• **Instructions for the task**:
Each record below should be repeated precisely as written.

[Dataset items]
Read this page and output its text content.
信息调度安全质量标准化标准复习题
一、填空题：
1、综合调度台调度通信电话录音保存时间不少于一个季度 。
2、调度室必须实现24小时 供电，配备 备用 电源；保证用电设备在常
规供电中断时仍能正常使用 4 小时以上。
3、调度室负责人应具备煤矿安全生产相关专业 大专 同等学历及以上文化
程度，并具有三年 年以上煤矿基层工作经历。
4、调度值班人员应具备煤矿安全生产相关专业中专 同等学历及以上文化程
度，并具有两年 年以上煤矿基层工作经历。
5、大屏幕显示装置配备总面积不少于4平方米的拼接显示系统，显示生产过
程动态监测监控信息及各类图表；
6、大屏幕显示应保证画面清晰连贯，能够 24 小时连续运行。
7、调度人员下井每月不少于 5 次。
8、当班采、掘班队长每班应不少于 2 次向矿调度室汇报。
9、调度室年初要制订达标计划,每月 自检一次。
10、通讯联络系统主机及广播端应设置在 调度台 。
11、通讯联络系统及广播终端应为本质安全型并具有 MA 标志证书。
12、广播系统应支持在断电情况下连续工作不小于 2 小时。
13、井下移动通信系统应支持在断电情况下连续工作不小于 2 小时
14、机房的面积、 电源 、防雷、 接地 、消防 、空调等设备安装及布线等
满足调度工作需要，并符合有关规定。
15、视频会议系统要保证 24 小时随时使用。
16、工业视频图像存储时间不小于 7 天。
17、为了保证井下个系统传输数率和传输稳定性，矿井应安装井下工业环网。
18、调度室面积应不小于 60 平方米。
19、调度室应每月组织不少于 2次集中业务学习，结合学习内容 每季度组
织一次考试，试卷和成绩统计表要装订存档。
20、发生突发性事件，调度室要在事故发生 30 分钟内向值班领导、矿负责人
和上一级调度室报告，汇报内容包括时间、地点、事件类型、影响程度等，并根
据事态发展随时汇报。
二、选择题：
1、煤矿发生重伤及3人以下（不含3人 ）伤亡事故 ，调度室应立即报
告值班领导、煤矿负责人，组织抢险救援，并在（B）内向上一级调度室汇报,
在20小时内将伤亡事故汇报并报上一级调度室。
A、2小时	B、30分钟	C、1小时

• **Completed exercise**:
Read this page and output its text content.
信息调度安全质量标准化标准复习题
一、填空题：
1、综合调度台调度通信电话录音保存时间不少于一个季度 。
2、调度室必须实现24小时 供电，配备 备用 电源；保证用电设备在常
规供电中断时仍能正常使用 4 小时以上。
3、调度室负责人应具备煤矿安全生产相关专业 大专 同等学历及以上文化
程度，并具有三年 年以上煤矿基层工作经历。
4、调度值班人员应具备煤矿安全生产相关专业中专 同等学历及以上文化程
度，并具有两年 年以上煤矿基层工作经历。
5、大屏幕显示装置配备总面积不少于4平方米的拼接显示系统，显示生产过
程动态监测监控信息及各类图表；
6、大屏幕显示应保证画面清晰连贯，能够 24 小时连续运行。
7、调度人员下井每月不少于 5 次。
8、当班采、掘班队长每班应不少于 2 次向矿调度室汇报。
9、调度室年初要制订达标计划,每月 自检一次。
10、通讯联络系统主机及广播端应设置在 调度台 。
11、通讯联络系统及广播终端应为本质安全型并具有 MA 标志证书。
12、广播系统应支持在断电情况下连续工作不小于 2 小时。
13、井下移动通信系统应支持在断电情况下连续工作不小于 2 小时
14、机房的面积、 电源 、防雷、 接地 、消防 、空调等设备安装及布线等
满足调度工作需要，并符合有关规定。
15、视频会议系统要保证 24 小时随时使用。
16、工业视频图像存储时间不小于 7 天。
17、为了保证井下个系统传输数率和传输稳定性，矿井应安装井下工业环网。
18、调度室面积应不小于 60 平方米。
19、调度室应每月组织不少于 2次集中业务学习，结合学习内容 每季度组
织一次考试，试卷和成绩统计表要装订存档。
20、发生突发性事件，调度室要在事故发生 30 分钟内向值班领导、矿负责人
和上一级调度室报告，汇报内容包括时间、地点、事件类型、影响程度等，并根
据事态发展随时汇报。
二、选择题：
1、煤矿发生重伤及3人以下（不含3人 ）伤亡事故 ，调度室应立即报
告值班领导、煤矿负责人，组织抢险救援，并在（B）内向上一级调度室汇报,
在20小时内将伤亡事故汇报并报上一级调度室。
A、2小时	B、30分钟	C、1小时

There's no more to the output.